Exercise details: In the forum thread on obsessive fantasizing, what is the name of the movie Alice97 says she related to?

Document passage START

The ONLY thing I've found so far to not fantasize, is to actually talk to myself.  I'm using my brain in the same way, but I'm being present.   For example, I'll say "I'm getting a cup of coffee... now I'm getting the sugar...now I'm getting the milk...".  It is substituting a non-harmful behavior for the addicting behavior.   But I've just started it.  *... I just made it up; I don't know if it will work.  But like I said... NOONE out there is treating it, and I think they should.   

I think I'll add it to Wikipedia's definition of addiction, so people will start to get the hint!
Title: Re: Obsessive Fantasizing
Post by: Alice97 on August 21, 2016, 01:08:44 AM
I'm so glad this has been a helpful thread to some of you, there have been some very insightful posts that have helped me work through and better understand my constant struggle with dissociation. Thanks everyone for your input!

Quote from: movementforthebetter on August 18, 2016, 04:33:42 PM
Alice97, how are you doing these days?  :hug:

I'm doing OK, I just posted a long rant in my journal about how I am. I'm still struggling with all the usual symptoms, but I'm also doing more research and understanding myself better. So good and bad all at once :) I'm still fantasizing all the time, and honestly it is helping me survive day to day, so I'm not fighting it for now until I find a better means of coping. I figure it's that or something harmful (like substance abuse), so I'll go with the fantasies for now. I actually found a movie a few weeks ago where I related a LOT to one of the characters. I felt like I was watching a movie of myself. (The movie is called The Unsaid) I've watched it probably more than 5 times now in a very short period of time. I know it seems silly but I guess it has helped me to not feel so alone, and it provides an escape.

So anywho, thanks for asking, I'm surviving at least.  :hug: to you as well.
Title: Re: Obsessive Fantasizing
Post by: ChaosQueen on August 26, 2016, 08:02:15 PM
Hi everyone,
I used to think I was the only one obsessively fantasizing and daydreaming...

Document passage END
Dataset START

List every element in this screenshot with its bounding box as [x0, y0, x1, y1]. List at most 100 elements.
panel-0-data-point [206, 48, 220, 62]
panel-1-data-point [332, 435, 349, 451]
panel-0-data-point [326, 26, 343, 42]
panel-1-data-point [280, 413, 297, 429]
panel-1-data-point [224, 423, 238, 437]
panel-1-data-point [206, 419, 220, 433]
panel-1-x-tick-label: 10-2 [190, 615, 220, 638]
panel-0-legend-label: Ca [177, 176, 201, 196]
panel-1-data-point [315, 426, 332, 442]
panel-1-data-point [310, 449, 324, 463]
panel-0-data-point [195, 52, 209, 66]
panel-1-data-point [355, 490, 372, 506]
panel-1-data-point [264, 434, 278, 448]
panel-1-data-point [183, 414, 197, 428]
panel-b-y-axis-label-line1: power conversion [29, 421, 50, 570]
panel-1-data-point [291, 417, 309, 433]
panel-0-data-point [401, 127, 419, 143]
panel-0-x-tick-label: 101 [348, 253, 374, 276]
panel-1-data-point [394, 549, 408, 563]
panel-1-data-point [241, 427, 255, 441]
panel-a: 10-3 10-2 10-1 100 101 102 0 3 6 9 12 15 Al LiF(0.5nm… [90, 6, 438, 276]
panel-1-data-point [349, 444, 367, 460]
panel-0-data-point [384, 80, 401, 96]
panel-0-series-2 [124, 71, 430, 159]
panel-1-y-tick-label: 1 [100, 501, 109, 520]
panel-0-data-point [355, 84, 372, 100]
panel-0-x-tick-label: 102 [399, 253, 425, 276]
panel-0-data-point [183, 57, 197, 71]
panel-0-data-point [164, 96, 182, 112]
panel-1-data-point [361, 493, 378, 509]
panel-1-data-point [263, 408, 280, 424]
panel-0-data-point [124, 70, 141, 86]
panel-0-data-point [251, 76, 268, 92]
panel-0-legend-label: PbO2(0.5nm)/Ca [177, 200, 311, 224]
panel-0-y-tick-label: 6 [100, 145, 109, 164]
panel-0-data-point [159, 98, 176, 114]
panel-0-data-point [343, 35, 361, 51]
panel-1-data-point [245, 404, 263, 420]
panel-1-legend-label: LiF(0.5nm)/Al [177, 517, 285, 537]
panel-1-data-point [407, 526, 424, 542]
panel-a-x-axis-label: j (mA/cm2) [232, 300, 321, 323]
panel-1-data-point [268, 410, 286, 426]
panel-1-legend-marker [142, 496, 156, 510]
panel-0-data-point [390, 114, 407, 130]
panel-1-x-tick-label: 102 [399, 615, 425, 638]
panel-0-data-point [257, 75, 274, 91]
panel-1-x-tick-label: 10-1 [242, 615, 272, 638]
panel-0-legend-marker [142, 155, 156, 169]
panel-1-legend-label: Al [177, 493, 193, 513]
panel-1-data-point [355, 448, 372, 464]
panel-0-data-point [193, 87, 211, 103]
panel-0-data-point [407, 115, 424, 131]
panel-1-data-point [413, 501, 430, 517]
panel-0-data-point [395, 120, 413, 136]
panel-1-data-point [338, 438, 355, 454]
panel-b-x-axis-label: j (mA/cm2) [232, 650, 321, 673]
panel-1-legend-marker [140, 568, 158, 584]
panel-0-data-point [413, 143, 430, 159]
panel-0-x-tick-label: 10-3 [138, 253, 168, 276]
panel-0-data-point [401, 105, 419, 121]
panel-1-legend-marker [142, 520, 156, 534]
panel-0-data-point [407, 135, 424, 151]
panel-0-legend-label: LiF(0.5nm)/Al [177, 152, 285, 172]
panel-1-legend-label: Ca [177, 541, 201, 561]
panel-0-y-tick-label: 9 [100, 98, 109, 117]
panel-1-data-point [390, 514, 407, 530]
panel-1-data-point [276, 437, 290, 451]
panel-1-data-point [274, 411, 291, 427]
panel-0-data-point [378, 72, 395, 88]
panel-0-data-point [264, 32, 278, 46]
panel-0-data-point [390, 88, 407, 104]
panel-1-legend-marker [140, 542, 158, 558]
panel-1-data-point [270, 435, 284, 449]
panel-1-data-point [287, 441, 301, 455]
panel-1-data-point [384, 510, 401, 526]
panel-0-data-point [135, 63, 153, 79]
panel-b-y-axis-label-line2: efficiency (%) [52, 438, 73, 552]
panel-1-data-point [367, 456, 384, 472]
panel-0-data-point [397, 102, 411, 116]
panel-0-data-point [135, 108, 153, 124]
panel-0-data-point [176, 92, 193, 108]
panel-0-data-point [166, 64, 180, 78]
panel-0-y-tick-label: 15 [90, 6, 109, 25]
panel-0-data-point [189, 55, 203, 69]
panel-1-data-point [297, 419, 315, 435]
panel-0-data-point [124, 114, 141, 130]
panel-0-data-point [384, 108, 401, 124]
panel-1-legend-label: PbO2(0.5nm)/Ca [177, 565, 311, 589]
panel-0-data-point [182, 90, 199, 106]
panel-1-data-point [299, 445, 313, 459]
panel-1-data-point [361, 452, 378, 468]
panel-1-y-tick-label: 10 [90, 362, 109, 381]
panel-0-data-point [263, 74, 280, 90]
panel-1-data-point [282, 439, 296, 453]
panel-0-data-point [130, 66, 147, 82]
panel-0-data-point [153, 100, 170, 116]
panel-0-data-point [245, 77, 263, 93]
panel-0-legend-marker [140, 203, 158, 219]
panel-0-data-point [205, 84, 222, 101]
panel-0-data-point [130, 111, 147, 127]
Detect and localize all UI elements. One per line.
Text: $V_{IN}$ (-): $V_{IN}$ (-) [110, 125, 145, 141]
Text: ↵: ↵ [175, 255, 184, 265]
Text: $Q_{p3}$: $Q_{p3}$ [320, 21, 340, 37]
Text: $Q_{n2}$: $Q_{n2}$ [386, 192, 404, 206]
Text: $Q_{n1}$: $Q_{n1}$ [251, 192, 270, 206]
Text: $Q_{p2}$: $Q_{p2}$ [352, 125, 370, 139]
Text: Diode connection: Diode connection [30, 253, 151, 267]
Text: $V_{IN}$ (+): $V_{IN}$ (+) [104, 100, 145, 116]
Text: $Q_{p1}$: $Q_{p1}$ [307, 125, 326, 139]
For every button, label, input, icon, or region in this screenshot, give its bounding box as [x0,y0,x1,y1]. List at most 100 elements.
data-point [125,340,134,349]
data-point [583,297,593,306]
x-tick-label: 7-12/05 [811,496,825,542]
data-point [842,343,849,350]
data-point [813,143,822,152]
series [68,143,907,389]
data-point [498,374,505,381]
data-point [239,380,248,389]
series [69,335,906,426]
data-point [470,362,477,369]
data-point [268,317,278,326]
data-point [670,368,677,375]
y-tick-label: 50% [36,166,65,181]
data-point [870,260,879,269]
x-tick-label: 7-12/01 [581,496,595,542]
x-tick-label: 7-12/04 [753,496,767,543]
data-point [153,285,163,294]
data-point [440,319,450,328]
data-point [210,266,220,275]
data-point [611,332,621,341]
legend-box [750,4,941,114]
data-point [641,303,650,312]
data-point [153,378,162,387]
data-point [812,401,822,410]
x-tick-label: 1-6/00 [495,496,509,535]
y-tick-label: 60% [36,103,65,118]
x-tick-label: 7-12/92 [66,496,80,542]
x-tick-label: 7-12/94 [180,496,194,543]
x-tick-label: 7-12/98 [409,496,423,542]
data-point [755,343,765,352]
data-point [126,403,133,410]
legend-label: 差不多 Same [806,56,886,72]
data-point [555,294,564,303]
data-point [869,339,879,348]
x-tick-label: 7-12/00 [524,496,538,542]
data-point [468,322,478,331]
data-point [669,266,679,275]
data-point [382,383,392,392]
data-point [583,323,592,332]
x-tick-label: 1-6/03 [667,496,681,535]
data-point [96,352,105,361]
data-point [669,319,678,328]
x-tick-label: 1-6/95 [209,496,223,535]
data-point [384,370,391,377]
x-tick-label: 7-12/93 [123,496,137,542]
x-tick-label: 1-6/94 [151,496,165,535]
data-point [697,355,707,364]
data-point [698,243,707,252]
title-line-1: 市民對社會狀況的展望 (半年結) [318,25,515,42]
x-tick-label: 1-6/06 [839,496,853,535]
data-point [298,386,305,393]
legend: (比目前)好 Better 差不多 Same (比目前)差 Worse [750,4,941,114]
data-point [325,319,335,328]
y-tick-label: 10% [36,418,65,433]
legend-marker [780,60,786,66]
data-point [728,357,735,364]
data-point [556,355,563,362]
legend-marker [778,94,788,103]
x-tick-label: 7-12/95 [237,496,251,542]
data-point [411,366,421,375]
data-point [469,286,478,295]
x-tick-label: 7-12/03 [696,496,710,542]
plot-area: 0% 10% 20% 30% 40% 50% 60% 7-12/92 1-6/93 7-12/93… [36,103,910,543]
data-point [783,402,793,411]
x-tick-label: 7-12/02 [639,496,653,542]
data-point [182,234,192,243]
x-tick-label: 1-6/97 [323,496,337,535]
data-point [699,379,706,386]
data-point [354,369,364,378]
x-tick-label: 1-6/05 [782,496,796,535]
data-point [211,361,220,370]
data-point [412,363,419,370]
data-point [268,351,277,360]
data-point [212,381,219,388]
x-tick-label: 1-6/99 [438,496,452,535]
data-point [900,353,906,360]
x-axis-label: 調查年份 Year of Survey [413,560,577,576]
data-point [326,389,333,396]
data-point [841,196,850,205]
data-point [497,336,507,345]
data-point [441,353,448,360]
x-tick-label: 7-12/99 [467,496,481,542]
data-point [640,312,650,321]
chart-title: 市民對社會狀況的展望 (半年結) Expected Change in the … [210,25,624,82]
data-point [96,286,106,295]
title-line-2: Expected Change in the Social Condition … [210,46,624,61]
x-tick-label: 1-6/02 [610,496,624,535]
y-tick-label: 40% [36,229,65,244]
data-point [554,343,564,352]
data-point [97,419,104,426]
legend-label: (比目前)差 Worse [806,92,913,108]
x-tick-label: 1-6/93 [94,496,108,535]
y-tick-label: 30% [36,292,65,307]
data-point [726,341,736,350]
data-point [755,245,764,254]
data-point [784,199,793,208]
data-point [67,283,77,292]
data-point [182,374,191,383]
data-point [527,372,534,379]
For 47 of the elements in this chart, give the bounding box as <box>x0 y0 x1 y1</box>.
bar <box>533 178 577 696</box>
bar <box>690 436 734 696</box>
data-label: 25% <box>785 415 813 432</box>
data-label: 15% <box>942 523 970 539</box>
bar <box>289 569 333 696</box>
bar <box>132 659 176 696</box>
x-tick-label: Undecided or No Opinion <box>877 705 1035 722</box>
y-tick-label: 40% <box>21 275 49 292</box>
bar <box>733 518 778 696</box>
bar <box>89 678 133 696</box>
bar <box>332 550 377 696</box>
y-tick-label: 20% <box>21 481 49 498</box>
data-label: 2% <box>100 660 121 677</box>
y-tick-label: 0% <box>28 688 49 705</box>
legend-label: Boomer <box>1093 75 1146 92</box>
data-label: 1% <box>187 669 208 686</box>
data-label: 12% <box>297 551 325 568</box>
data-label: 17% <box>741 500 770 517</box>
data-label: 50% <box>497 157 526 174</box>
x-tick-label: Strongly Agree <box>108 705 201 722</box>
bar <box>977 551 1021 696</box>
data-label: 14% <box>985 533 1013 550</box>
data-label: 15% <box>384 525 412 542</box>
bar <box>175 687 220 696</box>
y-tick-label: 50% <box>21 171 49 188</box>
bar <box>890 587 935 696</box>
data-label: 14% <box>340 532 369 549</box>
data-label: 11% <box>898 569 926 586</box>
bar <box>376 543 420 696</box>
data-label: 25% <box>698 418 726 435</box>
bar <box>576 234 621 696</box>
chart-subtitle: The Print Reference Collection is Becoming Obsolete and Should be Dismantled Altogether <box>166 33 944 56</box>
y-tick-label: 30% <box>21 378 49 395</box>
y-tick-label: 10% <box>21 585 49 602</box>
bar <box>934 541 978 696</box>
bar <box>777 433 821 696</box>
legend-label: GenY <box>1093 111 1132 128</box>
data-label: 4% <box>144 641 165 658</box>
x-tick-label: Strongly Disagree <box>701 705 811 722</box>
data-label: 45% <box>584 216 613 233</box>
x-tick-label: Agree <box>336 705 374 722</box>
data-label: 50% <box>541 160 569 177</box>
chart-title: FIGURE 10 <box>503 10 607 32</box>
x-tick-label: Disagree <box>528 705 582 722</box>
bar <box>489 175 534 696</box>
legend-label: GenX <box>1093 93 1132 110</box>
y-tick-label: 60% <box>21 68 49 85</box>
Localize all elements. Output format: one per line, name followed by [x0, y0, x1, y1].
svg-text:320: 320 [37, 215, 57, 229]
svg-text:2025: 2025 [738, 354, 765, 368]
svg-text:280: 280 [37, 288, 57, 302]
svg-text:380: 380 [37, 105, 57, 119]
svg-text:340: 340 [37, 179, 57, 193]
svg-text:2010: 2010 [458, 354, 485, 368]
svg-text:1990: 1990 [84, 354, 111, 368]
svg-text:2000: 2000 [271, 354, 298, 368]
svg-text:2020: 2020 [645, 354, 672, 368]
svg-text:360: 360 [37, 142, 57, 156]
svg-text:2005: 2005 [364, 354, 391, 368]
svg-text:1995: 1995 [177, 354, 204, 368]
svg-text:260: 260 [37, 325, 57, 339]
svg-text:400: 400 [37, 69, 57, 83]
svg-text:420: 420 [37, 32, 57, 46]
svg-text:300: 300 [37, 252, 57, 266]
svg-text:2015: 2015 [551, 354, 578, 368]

Dataset END

Answer below: The Unsaid